Return every line of the data below that includes the string "values".

** START Material supplied **

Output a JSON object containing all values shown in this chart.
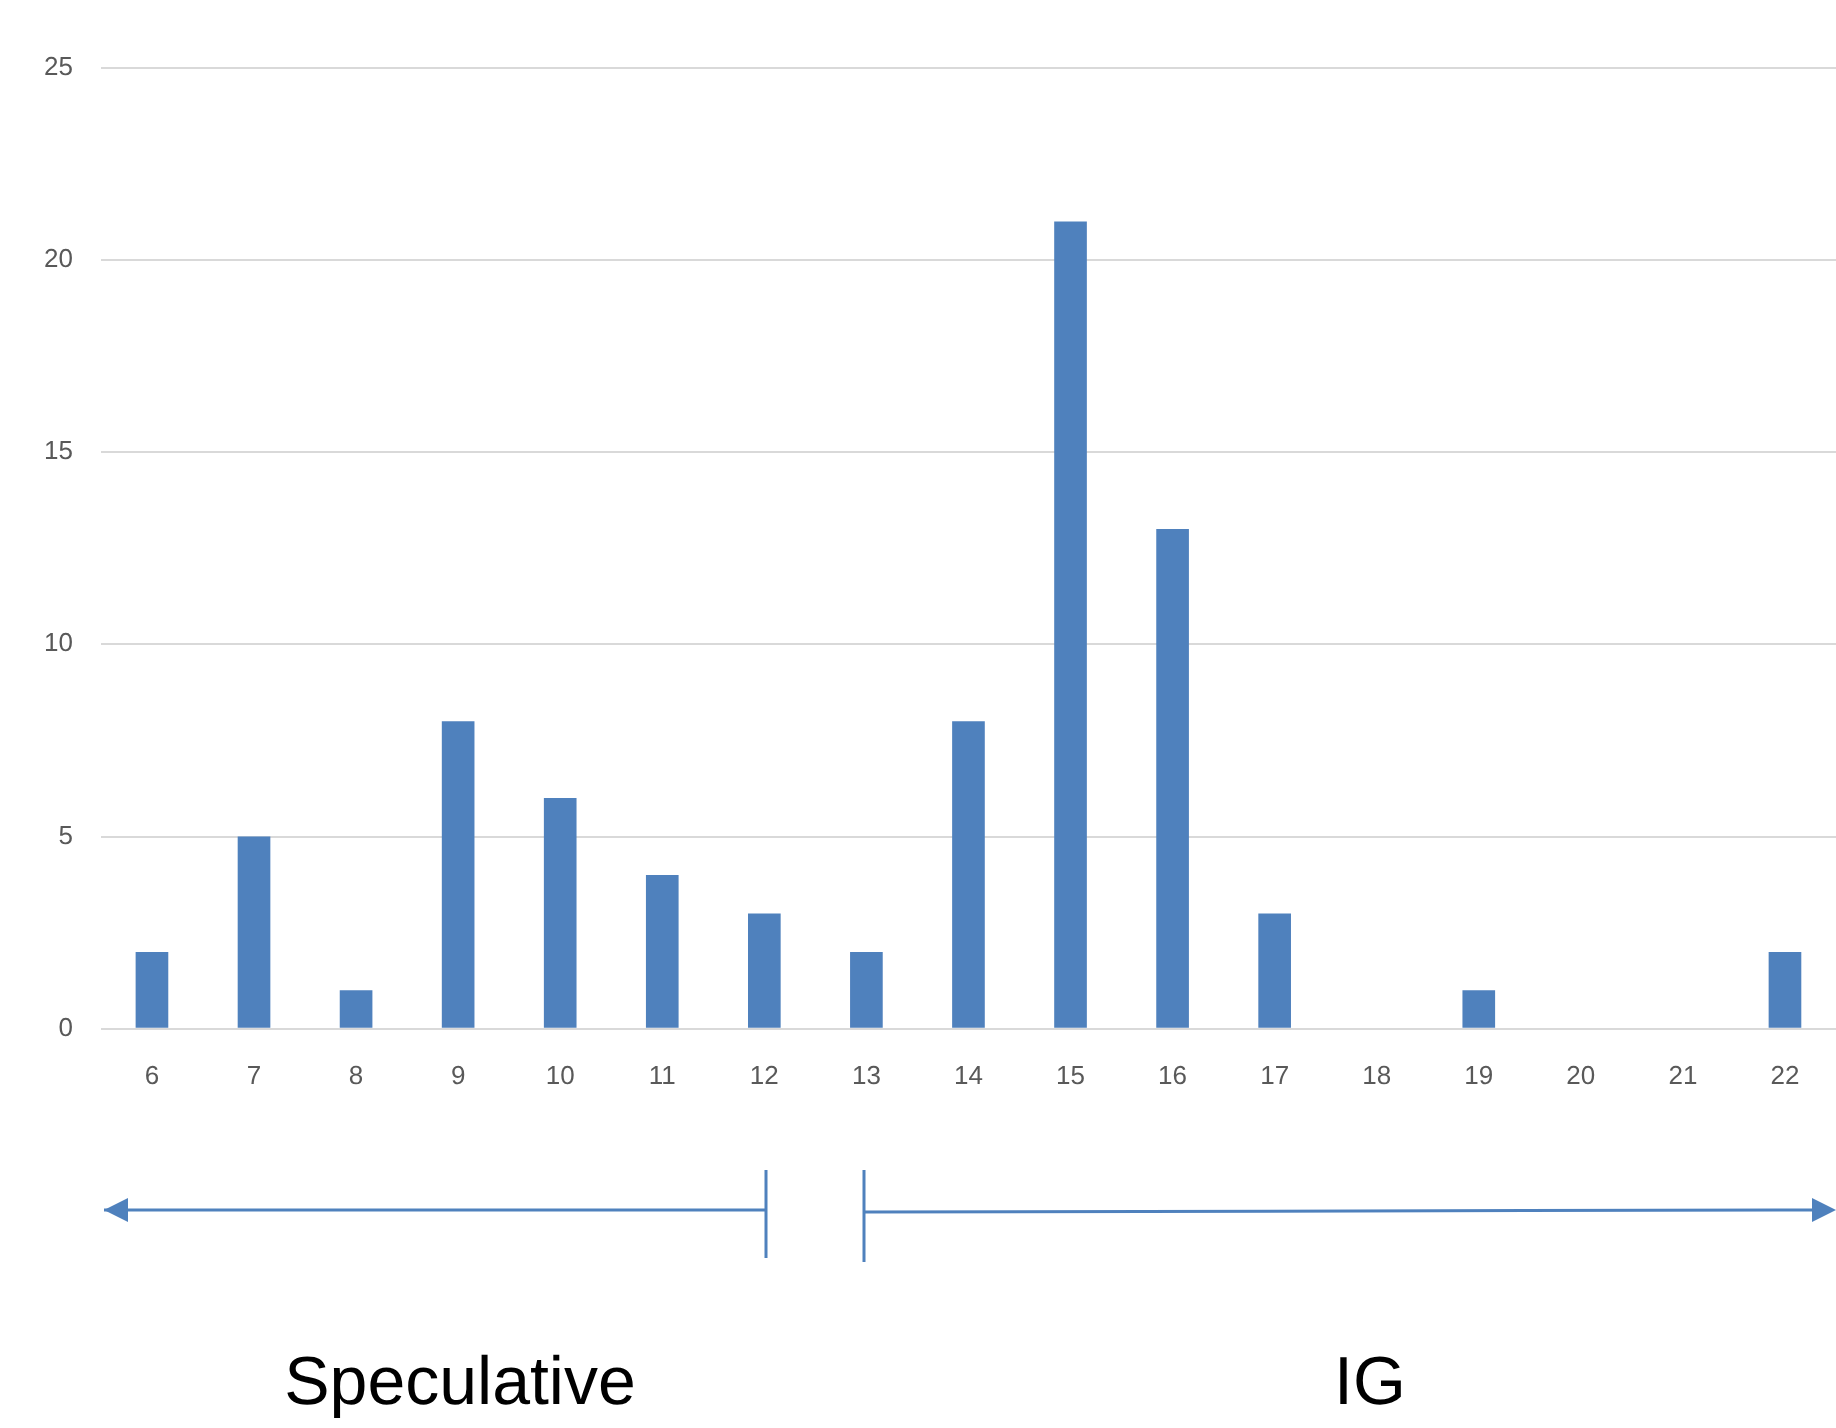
{
  "chart_data": {
    "type": "bar",
    "categories": [
      "6",
      "7",
      "8",
      "9",
      "10",
      "11",
      "12",
      "13",
      "14",
      "15",
      "16",
      "17",
      "18",
      "19",
      "20",
      "21",
      "22"
    ],
    "values": [
      2,
      5,
      1,
      8,
      6,
      4,
      3,
      2,
      8,
      21,
      13,
      3,
      0,
      1,
      0,
      0,
      2
    ],
    "color": "#4f81bd",
    "ylim": [
      0,
      25
    ],
    "yticks": [
      0,
      5,
      10,
      15,
      20,
      25
    ],
    "grid": "y",
    "legend": false,
    "annotations": [
      "Speculative",
      "IG"
    ]
  }
}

** END Material supplied **

## Answer for this exercise
Output a JSON object containing all values shown in this chart.
    "values": [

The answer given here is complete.